→ STATED PROBLEM: Copy all entries without alteration and skip the pictures they hold.

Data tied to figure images
--- Begin ---
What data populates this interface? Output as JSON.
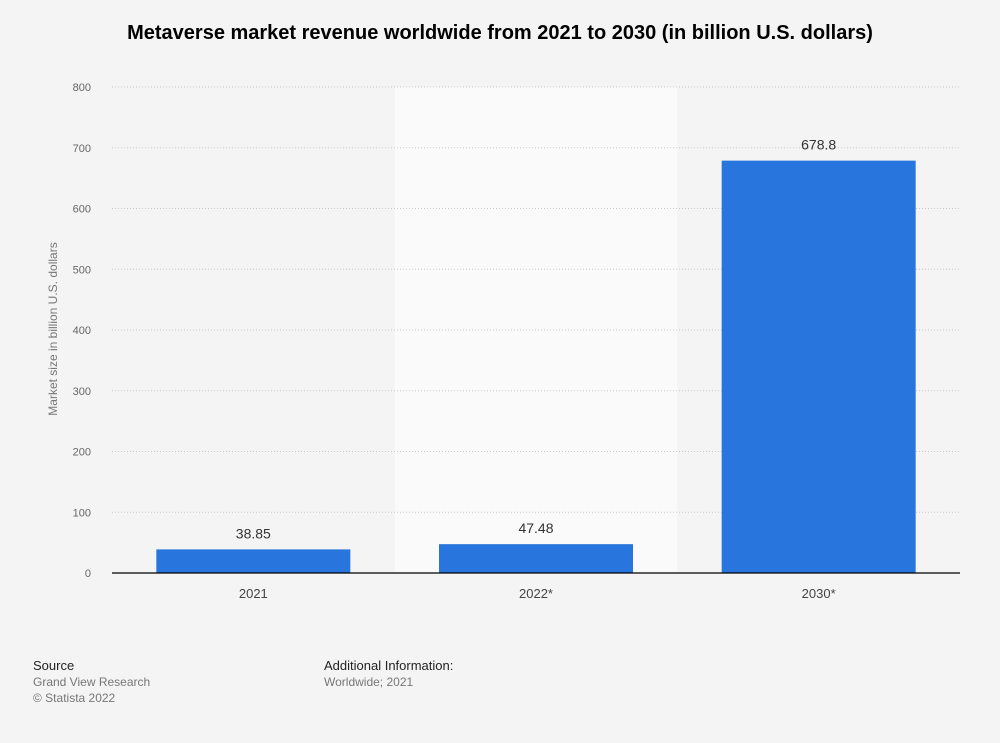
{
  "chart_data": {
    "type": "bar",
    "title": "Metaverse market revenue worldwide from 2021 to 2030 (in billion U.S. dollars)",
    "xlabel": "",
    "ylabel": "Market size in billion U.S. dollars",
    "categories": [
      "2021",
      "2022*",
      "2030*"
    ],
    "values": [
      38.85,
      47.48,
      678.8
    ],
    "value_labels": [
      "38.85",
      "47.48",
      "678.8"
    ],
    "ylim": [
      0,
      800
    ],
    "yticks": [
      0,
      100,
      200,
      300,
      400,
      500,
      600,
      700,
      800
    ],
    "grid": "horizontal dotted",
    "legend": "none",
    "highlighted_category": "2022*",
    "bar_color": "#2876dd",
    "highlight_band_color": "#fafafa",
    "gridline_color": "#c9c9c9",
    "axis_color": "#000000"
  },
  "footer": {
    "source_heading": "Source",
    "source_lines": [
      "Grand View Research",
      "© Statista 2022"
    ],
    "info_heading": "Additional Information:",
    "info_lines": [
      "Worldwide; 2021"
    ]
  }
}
--- End ---
→ RESULT OF THIS TASK:
What data populates this interface? Output as JSON.
{
  "chart_data": {
    "type": "bar",
    "title": "Metaverse market revenue worldwide from 2021 to 2030 (in billion U.S. dollars)",
    "xlabel": "",
    "ylabel": "Market size in billion U.S. dollars",
    "categories": [
      "2021",
      "2022*",
      "2030*"
    ],
    "values": [
      38.85,
      47.48,
      678.8
    ],
    "value_labels": [
      "38.85",
      "47.48",
      "678.8"
    ],
    "ylim": [
      0,
      800
    ],
    "yticks": [
      0,
      100,
      200,
      300,
      400,
      500,
      600,
      700,
      800
    ],
    "grid": "horizontal dotted",
    "legend": "none",
    "highlighted_category": "2022*",
    "bar_color": "#2876dd",
    "highlight_band_color": "#fafafa",
    "gridline_color": "#c9c9c9",
    "axis_color": "#000000"
  },
  "footer": {
    "source_heading": "Source",
    "source_lines": [
      "Grand View Research",
      "© Statista 2022"
    ],
    "info_heading": "Additional Information:",
    "info_lines": [
      "Worldwide; 2021"
    ]
  }
}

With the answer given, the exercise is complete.